◆ Data shown ◆
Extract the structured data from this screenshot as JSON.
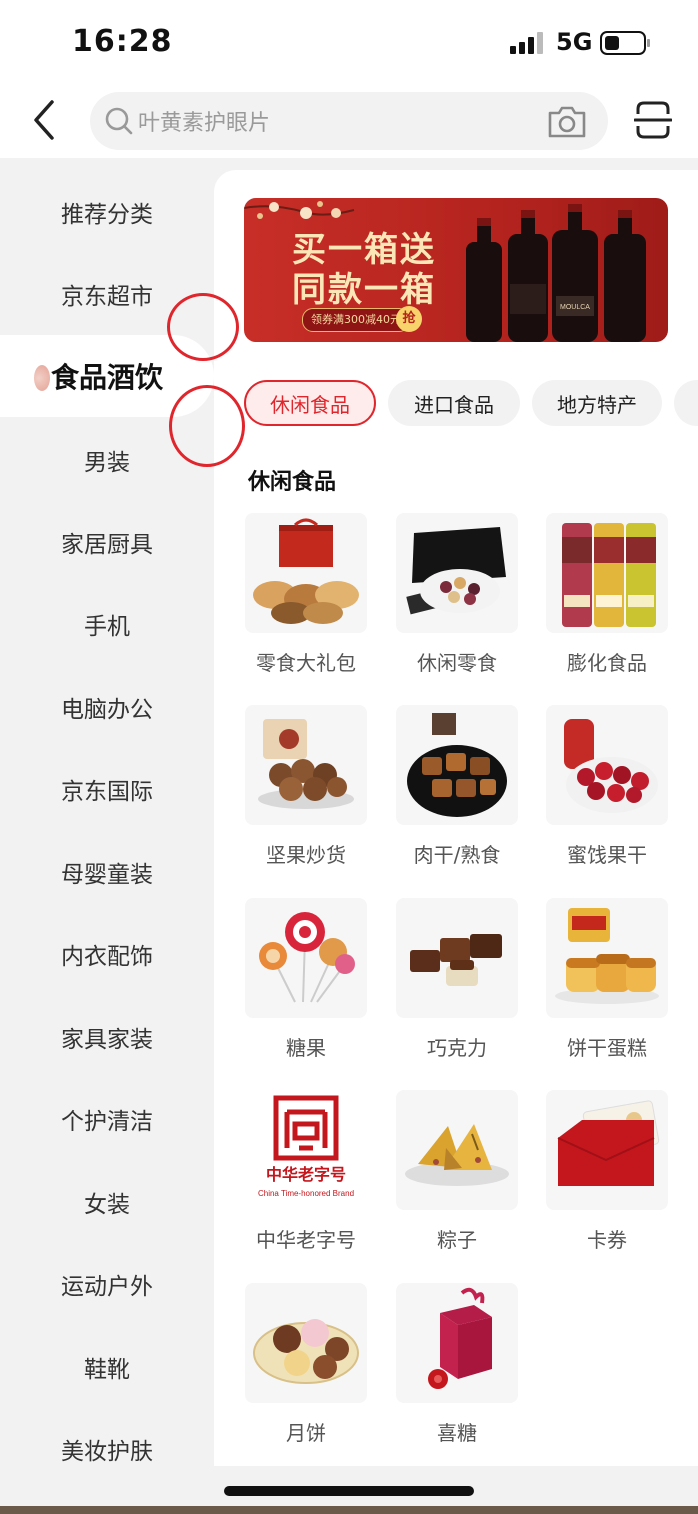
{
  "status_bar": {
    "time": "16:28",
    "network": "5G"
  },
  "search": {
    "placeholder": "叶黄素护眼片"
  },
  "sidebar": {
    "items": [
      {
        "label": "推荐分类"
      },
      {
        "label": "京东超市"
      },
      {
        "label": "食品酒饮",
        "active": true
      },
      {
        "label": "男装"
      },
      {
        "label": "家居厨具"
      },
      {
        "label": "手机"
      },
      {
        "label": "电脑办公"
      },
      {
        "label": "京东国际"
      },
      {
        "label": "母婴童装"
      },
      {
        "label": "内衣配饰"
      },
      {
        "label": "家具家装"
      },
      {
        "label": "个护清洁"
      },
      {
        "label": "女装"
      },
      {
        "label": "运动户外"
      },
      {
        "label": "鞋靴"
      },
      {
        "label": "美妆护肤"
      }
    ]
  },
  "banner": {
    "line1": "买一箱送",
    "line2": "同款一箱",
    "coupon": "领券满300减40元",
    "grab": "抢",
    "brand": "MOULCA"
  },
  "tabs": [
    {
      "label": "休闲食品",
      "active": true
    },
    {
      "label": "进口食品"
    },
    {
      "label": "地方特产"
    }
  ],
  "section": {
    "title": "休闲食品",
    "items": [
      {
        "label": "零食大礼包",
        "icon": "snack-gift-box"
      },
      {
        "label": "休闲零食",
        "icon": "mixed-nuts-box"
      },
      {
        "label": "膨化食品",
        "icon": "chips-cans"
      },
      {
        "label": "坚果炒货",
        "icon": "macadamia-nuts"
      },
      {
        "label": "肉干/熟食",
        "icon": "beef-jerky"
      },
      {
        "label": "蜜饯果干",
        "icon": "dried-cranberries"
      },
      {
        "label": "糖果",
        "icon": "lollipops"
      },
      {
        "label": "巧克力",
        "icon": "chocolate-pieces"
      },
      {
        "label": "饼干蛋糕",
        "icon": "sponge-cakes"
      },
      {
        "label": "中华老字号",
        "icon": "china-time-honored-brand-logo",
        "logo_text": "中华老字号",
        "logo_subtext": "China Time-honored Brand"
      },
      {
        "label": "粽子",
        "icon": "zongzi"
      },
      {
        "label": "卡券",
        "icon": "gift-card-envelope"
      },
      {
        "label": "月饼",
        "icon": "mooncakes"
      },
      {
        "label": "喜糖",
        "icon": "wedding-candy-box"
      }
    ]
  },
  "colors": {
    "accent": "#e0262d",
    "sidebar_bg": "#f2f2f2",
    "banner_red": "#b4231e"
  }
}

◆ What is required ◆
Copy the material shown above in full and exactly. Skip the pictures.

◆ Answer to this exercise ◆
Extract the structured data from this screenshot as JSON.
{
  "status_bar": {
    "time": "16:28",
    "network": "5G"
  },
  "search": {
    "placeholder": "叶黄素护眼片"
  },
  "sidebar": {
    "items": [
      {
        "label": "推荐分类"
      },
      {
        "label": "京东超市"
      },
      {
        "label": "食品酒饮",
        "active": true
      },
      {
        "label": "男装"
      },
      {
        "label": "家居厨具"
      },
      {
        "label": "手机"
      },
      {
        "label": "电脑办公"
      },
      {
        "label": "京东国际"
      },
      {
        "label": "母婴童装"
      },
      {
        "label": "内衣配饰"
      },
      {
        "label": "家具家装"
      },
      {
        "label": "个护清洁"
      },
      {
        "label": "女装"
      },
      {
        "label": "运动户外"
      },
      {
        "label": "鞋靴"
      },
      {
        "label": "美妆护肤"
      }
    ]
  },
  "banner": {
    "line1": "买一箱送",
    "line2": "同款一箱",
    "coupon": "领券满300减40元",
    "grab": "抢",
    "brand": "MOULCA"
  },
  "tabs": [
    {
      "label": "休闲食品",
      "active": true
    },
    {
      "label": "进口食品"
    },
    {
      "label": "地方特产"
    }
  ],
  "section": {
    "title": "休闲食品",
    "items": [
      {
        "label": "零食大礼包",
        "icon": "snack-gift-box"
      },
      {
        "label": "休闲零食",
        "icon": "mixed-nuts-box"
      },
      {
        "label": "膨化食品",
        "icon": "chips-cans"
      },
      {
        "label": "坚果炒货",
        "icon": "macadamia-nuts"
      },
      {
        "label": "肉干/熟食",
        "icon": "beef-jerky"
      },
      {
        "label": "蜜饯果干",
        "icon": "dried-cranberries"
      },
      {
        "label": "糖果",
        "icon": "lollipops"
      },
      {
        "label": "巧克力",
        "icon": "chocolate-pieces"
      },
      {
        "label": "饼干蛋糕",
        "icon": "sponge-cakes"
      },
      {
        "label": "中华老字号",
        "icon": "china-time-honored-brand-logo",
        "logo_text": "中华老字号",
        "logo_subtext": "China Time-honored Brand"
      },
      {
        "label": "粽子",
        "icon": "zongzi"
      },
      {
        "label": "卡券",
        "icon": "gift-card-envelope"
      },
      {
        "label": "月饼",
        "icon": "mooncakes"
      },
      {
        "label": "喜糖",
        "icon": "wedding-candy-box"
      }
    ]
  },
  "colors": {
    "accent": "#e0262d",
    "sidebar_bg": "#f2f2f2",
    "banner_red": "#b4231e"
  }
}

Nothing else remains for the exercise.